### Исходный текст
──────
Барон Мюнхгаузен
Мюнхгаузен по-немецки означает «монашеский дом». Предание гласит, что родоначальником Мюнхгаузенов каким-то загадочным образом стал монах. В память об этом на фамильном гербе и появился почтенный монах с посохом и книгой. Правда, злые языки утверждали, что первый Мюнхгаузен, воинственный рыцарь Ремберт, живший в XII веке, изгнал обитателей монастыря и устроил там свой замок - отсюда и «монашеский дом».
Со временем Мюнхгаузены разделились на множество ветвей, заселив живописные берега реки Везер на северо-западе Германии. Один из них, Герлах фон Мюнхгаузен, даже основал знаменитый Геттингенский университет.

Карл Фридрих Иероним фон Мюнхгаузен
(в мундире кирасира).
Г. Брукнер, 1752
Правда, большинство его сородичей предпочитали наукам войну, охоту и пирушки с друзьями. Таким был и Георг Отто фон Мюнхгаузен, чье поместье располагалось в окрестностях городка Боденвердер. Он женился на Сибилле фон Реден, которая произвела на свет восемь отпрысков, одним из которых был родившийся в 1720 году Иероним Карл Фридрих, тот самый, что прославил Мюнхгаузенов во всем мире - к великому их негодованию... Вплоть до совсем недавнего времени представители рода - юристы, дипломаты, предприниматели - в общем, люди, знающие цену слова, - всячески открещивались от родства со знаменитым «бароном Мюнхгаузеном». Тем более что и бароном он не был. Он принадлежал к «черной» линии рода, не имевшей баронского титула.
В 1737 году юного Иеронима определили в пажи к владетельному князю - герцогу Брауншвейга Фердинанду Альбрехту II. Как раз в том году сын последнего Антон Ульрих отправился в Россию, где стал мужем Анны Леопольдовны, племянницы императрицы Анны. Сразу по приезде он отправился под стены Очакова воевать с турками, но особых талантов не проявил, к тому же потерял в бою двух пажей, привезенных из Германии. Вместо них были вскоре присланы двое новых, одним из которых и был 17-летний Мюнхгаузен. Конечно, он въехал в Петербург не в санях, запряженных волком, как рассказывал он позднее в своих сочинениях, а в обычной почтовой карете. Но Россия с первого взгляда поразила его просторами - куда там немецким княжествам, где через час-другой путешественник непременно упирался в границу. Здесь же во все стороны от столицы тянулись непроходимые леса, о которых доверчивому юнцу сразу же рассказали множество небылиц. Впрочем, он и сам убедился, что охота в России «лучше, чем в любой стране мира». В письме домой он сообщал, что за один только раз лично уложил шестерых медведей - кто в Германии мог мечтать о таком?
──────
Последовательность материалов
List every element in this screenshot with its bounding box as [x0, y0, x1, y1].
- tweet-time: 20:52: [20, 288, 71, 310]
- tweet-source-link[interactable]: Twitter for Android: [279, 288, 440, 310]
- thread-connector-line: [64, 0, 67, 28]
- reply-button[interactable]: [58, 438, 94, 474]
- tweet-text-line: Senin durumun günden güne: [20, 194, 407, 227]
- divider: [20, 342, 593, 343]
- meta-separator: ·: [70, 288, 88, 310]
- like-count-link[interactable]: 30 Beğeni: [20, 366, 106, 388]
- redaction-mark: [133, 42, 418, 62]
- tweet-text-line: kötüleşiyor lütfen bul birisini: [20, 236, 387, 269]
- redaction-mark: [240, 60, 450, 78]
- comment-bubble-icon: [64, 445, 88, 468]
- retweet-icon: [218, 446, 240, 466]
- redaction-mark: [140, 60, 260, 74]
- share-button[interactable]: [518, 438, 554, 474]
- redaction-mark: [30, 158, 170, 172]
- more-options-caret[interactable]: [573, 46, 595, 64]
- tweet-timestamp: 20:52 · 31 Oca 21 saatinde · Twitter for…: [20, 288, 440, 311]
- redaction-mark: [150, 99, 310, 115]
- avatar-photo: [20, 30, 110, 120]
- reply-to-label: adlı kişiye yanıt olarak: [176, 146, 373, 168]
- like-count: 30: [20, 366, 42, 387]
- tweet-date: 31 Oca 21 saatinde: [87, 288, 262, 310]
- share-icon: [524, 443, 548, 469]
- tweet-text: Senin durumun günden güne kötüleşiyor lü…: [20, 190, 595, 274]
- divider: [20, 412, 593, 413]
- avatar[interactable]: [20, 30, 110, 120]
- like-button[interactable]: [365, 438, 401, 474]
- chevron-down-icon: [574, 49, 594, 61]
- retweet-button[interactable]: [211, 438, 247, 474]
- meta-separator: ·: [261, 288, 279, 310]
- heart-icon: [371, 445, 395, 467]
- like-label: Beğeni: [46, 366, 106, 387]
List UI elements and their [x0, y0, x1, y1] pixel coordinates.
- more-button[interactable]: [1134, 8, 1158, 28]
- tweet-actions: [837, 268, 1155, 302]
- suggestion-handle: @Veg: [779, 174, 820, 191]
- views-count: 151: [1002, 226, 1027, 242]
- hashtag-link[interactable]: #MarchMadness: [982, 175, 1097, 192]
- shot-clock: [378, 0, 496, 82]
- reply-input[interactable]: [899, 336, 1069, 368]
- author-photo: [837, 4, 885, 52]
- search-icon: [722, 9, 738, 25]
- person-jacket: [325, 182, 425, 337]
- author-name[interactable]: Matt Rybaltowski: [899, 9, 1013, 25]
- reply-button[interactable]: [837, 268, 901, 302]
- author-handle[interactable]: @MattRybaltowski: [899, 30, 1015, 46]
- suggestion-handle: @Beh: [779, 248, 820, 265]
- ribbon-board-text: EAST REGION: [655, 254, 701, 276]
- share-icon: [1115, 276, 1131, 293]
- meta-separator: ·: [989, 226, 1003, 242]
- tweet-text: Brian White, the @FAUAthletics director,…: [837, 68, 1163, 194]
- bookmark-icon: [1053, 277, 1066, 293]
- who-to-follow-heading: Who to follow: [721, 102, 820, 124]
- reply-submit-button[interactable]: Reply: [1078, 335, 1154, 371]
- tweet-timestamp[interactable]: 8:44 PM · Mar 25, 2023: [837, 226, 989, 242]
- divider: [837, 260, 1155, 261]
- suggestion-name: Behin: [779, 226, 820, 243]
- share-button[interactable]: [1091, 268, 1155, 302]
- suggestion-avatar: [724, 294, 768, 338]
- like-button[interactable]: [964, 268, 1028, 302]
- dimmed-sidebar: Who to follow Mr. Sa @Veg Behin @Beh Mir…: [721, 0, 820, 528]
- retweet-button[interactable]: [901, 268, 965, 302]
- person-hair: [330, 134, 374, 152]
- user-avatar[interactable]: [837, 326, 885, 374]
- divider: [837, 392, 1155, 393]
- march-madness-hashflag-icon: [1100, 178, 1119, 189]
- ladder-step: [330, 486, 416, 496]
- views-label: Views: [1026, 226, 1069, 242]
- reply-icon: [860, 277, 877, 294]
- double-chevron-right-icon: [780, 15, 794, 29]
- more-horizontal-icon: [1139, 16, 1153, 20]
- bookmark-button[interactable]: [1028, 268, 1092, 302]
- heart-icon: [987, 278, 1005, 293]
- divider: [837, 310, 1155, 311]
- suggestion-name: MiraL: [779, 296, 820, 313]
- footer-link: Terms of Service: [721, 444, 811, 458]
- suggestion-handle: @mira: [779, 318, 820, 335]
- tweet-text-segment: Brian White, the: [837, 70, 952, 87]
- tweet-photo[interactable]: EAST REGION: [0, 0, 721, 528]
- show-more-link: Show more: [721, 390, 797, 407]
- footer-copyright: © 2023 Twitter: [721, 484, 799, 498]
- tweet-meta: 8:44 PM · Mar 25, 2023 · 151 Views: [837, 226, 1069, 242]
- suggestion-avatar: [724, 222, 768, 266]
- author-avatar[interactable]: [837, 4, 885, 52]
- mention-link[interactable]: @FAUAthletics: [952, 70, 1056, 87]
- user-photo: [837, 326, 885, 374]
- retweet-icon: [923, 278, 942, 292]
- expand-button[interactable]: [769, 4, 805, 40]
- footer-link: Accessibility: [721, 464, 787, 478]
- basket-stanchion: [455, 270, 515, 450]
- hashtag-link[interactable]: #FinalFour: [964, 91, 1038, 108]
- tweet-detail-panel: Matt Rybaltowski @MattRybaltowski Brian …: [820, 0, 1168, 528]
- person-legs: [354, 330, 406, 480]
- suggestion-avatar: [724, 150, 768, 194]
──────
### Условия задания
Продолжите текст о бароне Мюнхгаузене, начав сразу после его последнего предложения. Материал выше самостоятельный и с текстом о бароне Мюнхгаузене не связан.

### Ответ
Довелось ему поучаствовать и в войне с турками - уже через год Антон Ульрих во главе русской армии снова отправился на юг. И опять поход оказался неудачным - без толку проблуждав по безводной степи, войско вернулось назад с большими потерями. О каких-либо подвигах Мюнхгаузена во время этой кампании ничего не известно, но по возвращении он был переведен из свиты Антона Ульриха в элитный Брауншвейгский кирасирский полк. Теперь он мог щеголять в синем камзоле с красной подкладкой и белых лосинах, а по праздникам - в блестящей кирасе. Скоро он оказался в курсе придворных интриг, сдружился с молодыми офицерами - в основном тоже немцами - и немало вечеров провел в шумных попойках. Друзья и поспособствовали тому, что Мюнхгаузен получил офицерское звание - «за ревность и прилежность к службе».
В1740 году Анна Иоанновна скончалась, а ее племянница, ставшая регентшей при малолетнем сыне Иоанне Антоновиче, очень скоро была свергнута и отправлена в ссылку, откуда уже не вернулась. Та же участь ждала Антона Ульриха и других брауншвейгцев, но Мюнхгаузен пережил смену власти вполне благополучно. Напротив - ему, как особо надежному, новая императрица Елизавета Петровна доверила в 1 744 году важное поручение. Иероним Карл Фридрих встречал на границе - а именно в Риге, где стоял его полк, - анхальт-цербстскую принцессу Софью, невесту русского наследника Петра Федоровича. Отсалютовав 15-летней принцессе, Мюнхгаузен помог ей пересесть в удобный возок, в котором она продолжила путь в Петербург.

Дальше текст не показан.